* _TEXTO_:
* * *
Luta contra a reintegração movida pelo Ministério Público Federal se arrastava desde 2018. Acordo mediado pelas Defensorias estadual e da União vai beneficiar cerca de 2.400 famílias da ocupação – a maioria indígenas -, abrindo caminho para regularização da terra e políticas públicas para a comunidade. Conquista é resultado de uma mobilização conjunta, que, entre outras organizações, contou com apoio da Rede Jubileu Sul Brasil, por meio da Ação “Mulheres por reparação de dívidas sociais”.
Por Flaviana Serafim – Jubileu Sul Brasil
Cerca de 2.400 famílias, a maioria indígenas, conquistaram o direito de permanecer na ocupação Nova Vida, no bairro Cidade Nova, na zona norte de Manaus (AM). A conquista é resultado de uma luta da comunidade, num esforço conjunto que contou com apoio do Fórum Amazonense de Reforma Urbana, da Campanha Despejo Zero e da Rede Jubileu Sul Brasil, por meio da Ação “Mulheres por reparação das dívidas sociais”. A medida abre caminho para a regularização da terra e, com ela, a implementação de políticas públicas como saúde, educação e mobilidade.
O embate da comunidade se arrastava há anos contra uma ação civil pública de reintegração de posse movida em setembro de 2018 pelo Ministério Público Federal (MPF), que buscava a retirada das famílias alegando que a ocupação se formou numa área pertencente ao Instituto do Patrimônio Histórico e Artístico Nacional (IPHAN), na qual se está o sítio arqueológico Cemitério dos Índios.
* * *
Trecho do conjunto de dados
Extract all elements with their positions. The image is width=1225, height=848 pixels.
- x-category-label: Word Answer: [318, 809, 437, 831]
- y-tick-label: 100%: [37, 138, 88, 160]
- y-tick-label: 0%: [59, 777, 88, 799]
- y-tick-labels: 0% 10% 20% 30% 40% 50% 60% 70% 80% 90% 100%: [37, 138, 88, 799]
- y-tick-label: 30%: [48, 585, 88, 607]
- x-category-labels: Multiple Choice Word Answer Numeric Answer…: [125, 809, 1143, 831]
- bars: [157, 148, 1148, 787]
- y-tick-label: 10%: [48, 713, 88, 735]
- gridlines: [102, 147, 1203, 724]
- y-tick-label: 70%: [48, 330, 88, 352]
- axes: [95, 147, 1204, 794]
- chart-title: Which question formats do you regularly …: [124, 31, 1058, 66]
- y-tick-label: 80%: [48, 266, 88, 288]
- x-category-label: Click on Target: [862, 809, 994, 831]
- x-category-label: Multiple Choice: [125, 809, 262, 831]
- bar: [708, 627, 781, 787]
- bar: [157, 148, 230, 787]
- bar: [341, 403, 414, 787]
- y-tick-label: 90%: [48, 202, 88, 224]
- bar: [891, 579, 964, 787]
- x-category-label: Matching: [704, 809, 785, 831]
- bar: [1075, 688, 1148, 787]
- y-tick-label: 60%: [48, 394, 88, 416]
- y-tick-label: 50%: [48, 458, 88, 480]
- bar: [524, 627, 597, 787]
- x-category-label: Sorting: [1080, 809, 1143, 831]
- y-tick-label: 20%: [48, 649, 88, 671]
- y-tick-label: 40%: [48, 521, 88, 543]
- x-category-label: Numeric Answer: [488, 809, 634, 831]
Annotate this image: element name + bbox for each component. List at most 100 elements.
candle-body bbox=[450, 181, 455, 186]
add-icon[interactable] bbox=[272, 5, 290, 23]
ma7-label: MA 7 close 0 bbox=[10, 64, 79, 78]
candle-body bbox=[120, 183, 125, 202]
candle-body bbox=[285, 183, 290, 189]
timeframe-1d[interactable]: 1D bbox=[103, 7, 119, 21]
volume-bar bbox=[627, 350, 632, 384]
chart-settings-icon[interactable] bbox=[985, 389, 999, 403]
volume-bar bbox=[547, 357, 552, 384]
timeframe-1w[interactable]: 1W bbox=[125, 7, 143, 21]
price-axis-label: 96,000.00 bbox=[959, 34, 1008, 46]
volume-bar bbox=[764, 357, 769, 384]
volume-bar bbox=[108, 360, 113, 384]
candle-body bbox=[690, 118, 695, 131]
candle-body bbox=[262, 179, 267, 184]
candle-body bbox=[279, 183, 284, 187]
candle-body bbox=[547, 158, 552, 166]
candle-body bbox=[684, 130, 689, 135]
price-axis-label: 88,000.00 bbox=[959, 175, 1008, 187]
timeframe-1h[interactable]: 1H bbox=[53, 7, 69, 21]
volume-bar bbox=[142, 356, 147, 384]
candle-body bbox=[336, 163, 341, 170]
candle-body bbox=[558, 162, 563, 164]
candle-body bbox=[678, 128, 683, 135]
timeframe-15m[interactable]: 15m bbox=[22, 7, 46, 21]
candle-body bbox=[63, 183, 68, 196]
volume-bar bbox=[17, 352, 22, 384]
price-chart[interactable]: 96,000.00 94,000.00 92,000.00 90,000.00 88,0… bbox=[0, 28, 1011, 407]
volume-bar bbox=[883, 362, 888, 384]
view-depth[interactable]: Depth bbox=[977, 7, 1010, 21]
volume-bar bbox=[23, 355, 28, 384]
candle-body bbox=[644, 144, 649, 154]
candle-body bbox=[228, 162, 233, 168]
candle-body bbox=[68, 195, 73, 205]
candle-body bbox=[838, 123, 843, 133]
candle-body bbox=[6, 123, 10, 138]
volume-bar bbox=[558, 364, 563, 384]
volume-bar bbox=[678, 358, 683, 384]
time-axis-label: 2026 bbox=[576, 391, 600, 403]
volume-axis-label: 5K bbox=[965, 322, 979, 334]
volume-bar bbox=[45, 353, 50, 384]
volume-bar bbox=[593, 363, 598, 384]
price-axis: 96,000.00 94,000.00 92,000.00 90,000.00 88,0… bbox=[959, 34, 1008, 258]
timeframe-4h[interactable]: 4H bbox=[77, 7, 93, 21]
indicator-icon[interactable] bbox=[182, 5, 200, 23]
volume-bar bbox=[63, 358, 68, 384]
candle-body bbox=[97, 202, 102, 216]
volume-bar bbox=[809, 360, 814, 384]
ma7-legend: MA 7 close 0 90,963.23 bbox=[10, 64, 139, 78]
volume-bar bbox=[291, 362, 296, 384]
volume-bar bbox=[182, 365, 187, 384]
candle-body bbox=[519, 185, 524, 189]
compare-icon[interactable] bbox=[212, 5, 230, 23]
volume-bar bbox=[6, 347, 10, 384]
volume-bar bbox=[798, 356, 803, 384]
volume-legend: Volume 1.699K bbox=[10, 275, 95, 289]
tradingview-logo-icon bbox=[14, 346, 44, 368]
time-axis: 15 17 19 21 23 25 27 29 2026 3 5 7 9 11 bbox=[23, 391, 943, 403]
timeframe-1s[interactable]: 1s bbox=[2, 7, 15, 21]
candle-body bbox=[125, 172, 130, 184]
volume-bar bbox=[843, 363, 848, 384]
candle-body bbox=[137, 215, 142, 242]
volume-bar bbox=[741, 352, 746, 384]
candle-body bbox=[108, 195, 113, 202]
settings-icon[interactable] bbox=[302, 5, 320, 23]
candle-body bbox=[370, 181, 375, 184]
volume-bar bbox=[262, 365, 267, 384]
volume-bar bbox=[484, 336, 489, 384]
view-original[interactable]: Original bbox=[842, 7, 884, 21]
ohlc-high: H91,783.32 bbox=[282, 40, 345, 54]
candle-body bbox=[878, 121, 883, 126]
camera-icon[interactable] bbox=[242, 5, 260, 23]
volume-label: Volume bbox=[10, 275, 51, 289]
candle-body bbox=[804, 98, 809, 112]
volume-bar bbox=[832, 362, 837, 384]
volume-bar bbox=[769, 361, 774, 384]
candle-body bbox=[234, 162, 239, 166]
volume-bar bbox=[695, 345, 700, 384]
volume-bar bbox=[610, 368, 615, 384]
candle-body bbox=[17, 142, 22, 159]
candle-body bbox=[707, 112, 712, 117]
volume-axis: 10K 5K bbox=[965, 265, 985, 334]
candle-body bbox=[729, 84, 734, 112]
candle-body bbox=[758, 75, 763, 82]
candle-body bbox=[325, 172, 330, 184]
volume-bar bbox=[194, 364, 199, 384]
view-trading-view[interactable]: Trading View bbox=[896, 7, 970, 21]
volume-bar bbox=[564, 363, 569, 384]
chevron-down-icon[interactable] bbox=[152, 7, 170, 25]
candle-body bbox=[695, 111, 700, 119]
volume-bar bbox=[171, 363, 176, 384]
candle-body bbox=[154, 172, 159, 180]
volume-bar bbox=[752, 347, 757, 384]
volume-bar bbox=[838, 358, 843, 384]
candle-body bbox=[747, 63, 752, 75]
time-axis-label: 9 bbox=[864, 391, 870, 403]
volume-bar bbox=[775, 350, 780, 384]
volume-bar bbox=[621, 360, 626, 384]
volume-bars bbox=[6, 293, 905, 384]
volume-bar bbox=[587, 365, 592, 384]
* * *
* _INSTRUÇÕES_:
a - Responda com base na matéria sobre a ocupação Nova Vida:
(i) Quantas famílias conquistaram o direito de permanecer na ocupação?
(ii) Em que bairro e em que zona de Manaus fica a ocupação?
(iii) Quem moveu a ação de reintegração de posse, e em que mês e ano?
b - Mostre todas as linhas dos registros que têm a palavra "icon".

* _RESPOSTAS_:
a -
(i) Cerca de 2.400 famílias, a maioria indígenas.
(ii) No bairro Cidade Nova, na zona norte de Manaus.
(iii) O Ministério Público Federal (MPF), em setembro de 2018.

b -
add-icon[interactable] bbox=[272, 5, 290, 23]
chart-settings-icon[interactable] bbox=[985, 389, 999, 403]
indicator-icon[interactable] bbox=[182, 5, 200, 23]
compare-icon[interactable] bbox=[212, 5, 230, 23]
tradingview-logo-icon bbox=[14, 346, 44, 368]
settings-icon[interactable] bbox=[302, 5, 320, 23]
camera-icon[interactable] bbox=[242, 5, 260, 23]
chevron-down-icon[interactable] bbox=[152, 7, 170, 25]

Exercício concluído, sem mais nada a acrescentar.